▶ **Stated exercise A**
In the business resolutions article, how well must someone else be able to complete a task, compared with you, for the first delegation checklist question to be answered yes?
▶ **Stated exercise B**
Write the next part of the business resolutions article, beginning right after its final line.

━━ Source extract ━━

Delegation Decision Checklist

Use this checklist when deciding whether a task belongs on Their List.

Delegate the task if you can answer yes to most of the following:

  • Can someone else complete this at least 75% as well as I can?
  • Does this task require execution rather than decision-making?
  • Would my time be better spent on higher-impact work?
  • Can clear instructions or templates be provided?
  • Is the outcome more important than who completes it?

If the answer is yes, the task is a strong candidate for delegation, outsourcing, or automation.

annual business review for New Year's resolutions

9. Create One Clear, Executable Master List

At this point, you should have two refined lists:

  • Your Final Prioritized List – the urgent items you will handle in the near term and the non-urgent items you’ve already scheduled
  • Their Final List – the tasks you’ve delegated or assigned to others and will monitor, not execute

Now combine these into one master action list for the year ahead.

This does not mean adding more work. It means creating visibility.

Your master list should:

  • Reflect only what truly matters
  • Show what you are responsible for versus what you are overseeing
  • Act as a reference point — not a daily to-do list

Think of this list as your decision record. It documents what you intentionally chose to focus on — and what you intentionally chose to let go.

10. Use This Framework to Control What Gets Added Going Forward

Your list is not finished — but it is protected.

Throughout the year, new ideas, requests, and opportunities will appear. Before adding anything to your list, run it through the same classification process you used earlier:

  • Is it urgent or not urgent?
  • Is it mine or someone else’s responsibility?
  • Is it important enough to displace something already on my list?

This step prevents scope creep and protects your priorities. Instead of reacting to every new demand, you stay in control of your time and energy.

When the year ends, you won’t be staring at another overwhelming carryover list. You’ll be reviewing a set of decisions you made intentionally — and results you can actually measure.

annual business review for New Year's resolutions

FAQs on Your Business’s New Year’s Resolutions List

Why do most business New Year’s resolutions fail?

Most business resolutions fail because they’re built on intention rather than evidence. Business owners often create long lists based on what feels unfinished or overdue, without reviewing what actually contributed to growth. As a result, they carry forward low-value tasks, outdated ideas, and unrealistic commitments. Without prioritization, delegation, or scheduling, even well-meaning resolutions quickly get buried under daily demands. Successful resolutions are rooted in review, filtered by relevance, and backed by a clear execution plan.

When should I create my business resolutions for the new year?

━━━
━━ Dataset excerpts ━━

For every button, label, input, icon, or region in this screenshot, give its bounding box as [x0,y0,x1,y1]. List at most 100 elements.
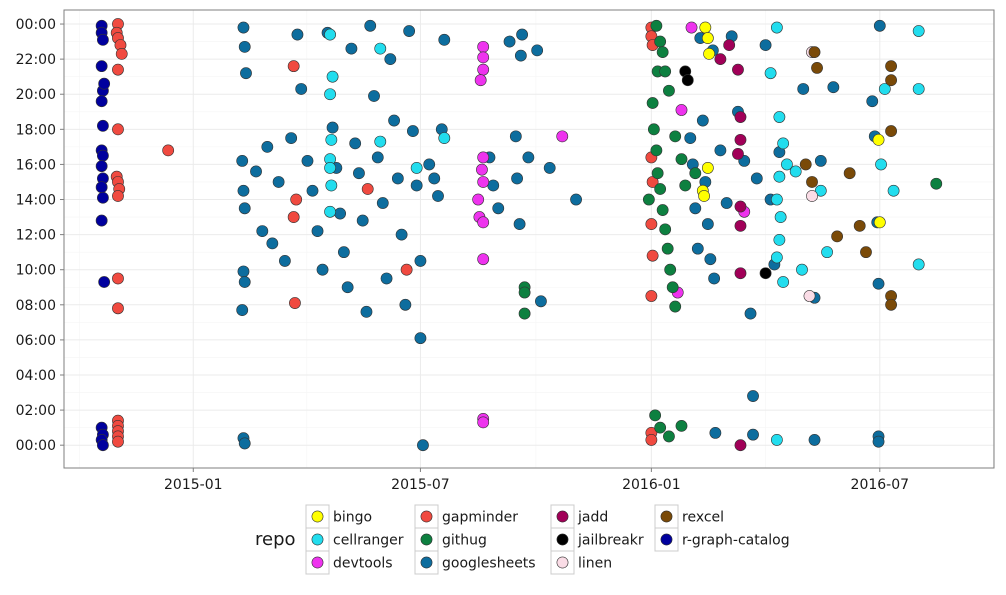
point-linen [803,290,816,302]
point-devtools [477,40,490,53]
point-googlesheets [438,33,451,46]
point-googlesheets [306,184,319,197]
point-googlesheets [432,190,444,202]
point-bingo [703,47,716,60]
point-rexcel [843,167,856,180]
point-googlesheets [316,263,329,276]
point-bingo [701,162,714,174]
point-cellranger [770,434,783,446]
y-tick-label: 22:00 [16,52,56,68]
legend-label-jailbreakr: jailbreakr [577,533,644,549]
point-githug [663,84,675,97]
point-googlesheets [278,255,291,267]
point-googlesheets [750,172,763,185]
point-googlesheets [570,193,582,206]
point-githug [659,65,672,78]
y-tick-label: 08:00 [16,298,56,314]
point-googlesheets [509,130,522,143]
point-r-graph-catalog [95,95,108,108]
point-googlesheets [428,172,441,185]
point-googlesheets [511,172,523,185]
point-rexcel [853,219,866,232]
point-googlesheets [353,167,365,180]
point-githug [664,263,677,276]
point-googlesheets [301,155,314,167]
point-r-graph-catalog [97,191,109,204]
x-tick-label: 2016-01 [622,477,681,493]
point-googlesheets [399,298,412,311]
legend-label-rexcel: rexcel [682,510,724,526]
point-cellranger [770,193,783,206]
point-githug [518,307,531,320]
legend-marker-googlesheets [420,556,433,569]
point-googlesheets [285,132,298,144]
point-rexcel [885,125,897,137]
point-jadd [732,63,744,76]
point-googlesheets [513,218,526,230]
point-gapminder [289,297,301,309]
point-cellranger [374,42,387,55]
point-googlesheets [238,202,251,215]
point-gapminder [112,302,124,315]
y-tick-label: 02:00 [16,403,56,419]
point-devtools [477,63,490,76]
point-cellranger [324,28,336,41]
point-jadd [723,39,736,51]
point-googlesheets [237,21,250,34]
point-devtools [477,151,490,164]
legend-marker-gapminder [420,510,433,523]
point-githug [642,193,655,206]
point-googlesheets [827,81,840,94]
point-githug [649,409,662,422]
point-r-graph-catalog [98,276,111,288]
point-googlesheets [709,427,722,439]
point-rexcel [808,46,821,59]
y-tick-label: 00:00 [16,438,56,454]
point-r-graph-catalog [95,181,108,194]
point-gapminder [112,190,124,202]
point-cellranger [789,165,802,178]
y-tick-label: 04:00 [16,368,56,384]
point-googlesheets [410,179,423,192]
point-googlesheets [873,19,886,32]
point-githug [654,421,667,434]
point-googlesheets [531,44,544,57]
point-googlesheets [866,95,879,108]
point-rexcel [799,158,812,171]
point-rexcel [811,62,823,74]
point-bingo [701,32,714,44]
point-bingo [698,190,710,202]
point-googlesheets [311,225,324,238]
point-googlesheets [414,255,427,267]
point-githug [651,167,664,180]
point-googlesheets [376,197,389,209]
point-devtools [477,51,490,64]
point-cellranger [764,67,777,80]
point-cellranger [781,158,793,171]
point-cellranger [878,83,891,95]
point-googlesheets [236,155,249,167]
point-googlesheets [403,25,416,37]
legend-marker-r-graph-catalog [660,533,673,546]
y-tick-label: 14:00 [16,193,56,209]
point-googlesheets [238,40,251,53]
point-linen [806,190,818,202]
point-gapminder [645,290,658,302]
point-googlesheets [522,151,535,164]
point-cellranger [325,179,338,192]
point-githug [659,223,672,236]
point-googlesheets [503,35,516,48]
point-cellranger [438,132,451,144]
point-gapminder [287,60,300,73]
x-axis: 2015-01 2015-07 2016-01 2016-07 [164,468,909,493]
point-googlesheets [407,125,419,137]
point-githug [650,144,663,157]
point-jadd [734,219,747,232]
legend-label-cellranger: cellranger [333,533,404,549]
x-tick-label: 2016-07 [851,477,910,493]
point-googlesheets [256,225,269,238]
point-googlesheets [708,272,721,285]
point-gapminder [287,211,300,223]
point-cellranger [773,170,786,183]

━━━

▶ **Expected output A**
At least 75% as well as you can.

▶ **Expected output B**
The best time to create business resolutions is after completing your annual business review. This allows you to identify what worked, what didn’t, and what no longer aligns with your goals. Creating resolutions too early often leads to repeating past mistakes or committing to tasks that no longer matter. By reviewing finances, marketing efforts, customer activity, and personal goals first, your resolutions become strategic decisions rather than hopeful guesses.

How many business goals or resolutions should I set for the year?

There’s no universal number, but fewer is almost always better. Most small business owners can realistically execute 3–7 major priorities in a year. Anything beyond that often leads to diluted focus and stalled progress. This process helps you narrow your list by eliminating low-impact tasks and separating what’s urgent from what’s merely habitual. A focused list increases follow-through and makes progress measurable.

What should I do with unfinished tasks from last year?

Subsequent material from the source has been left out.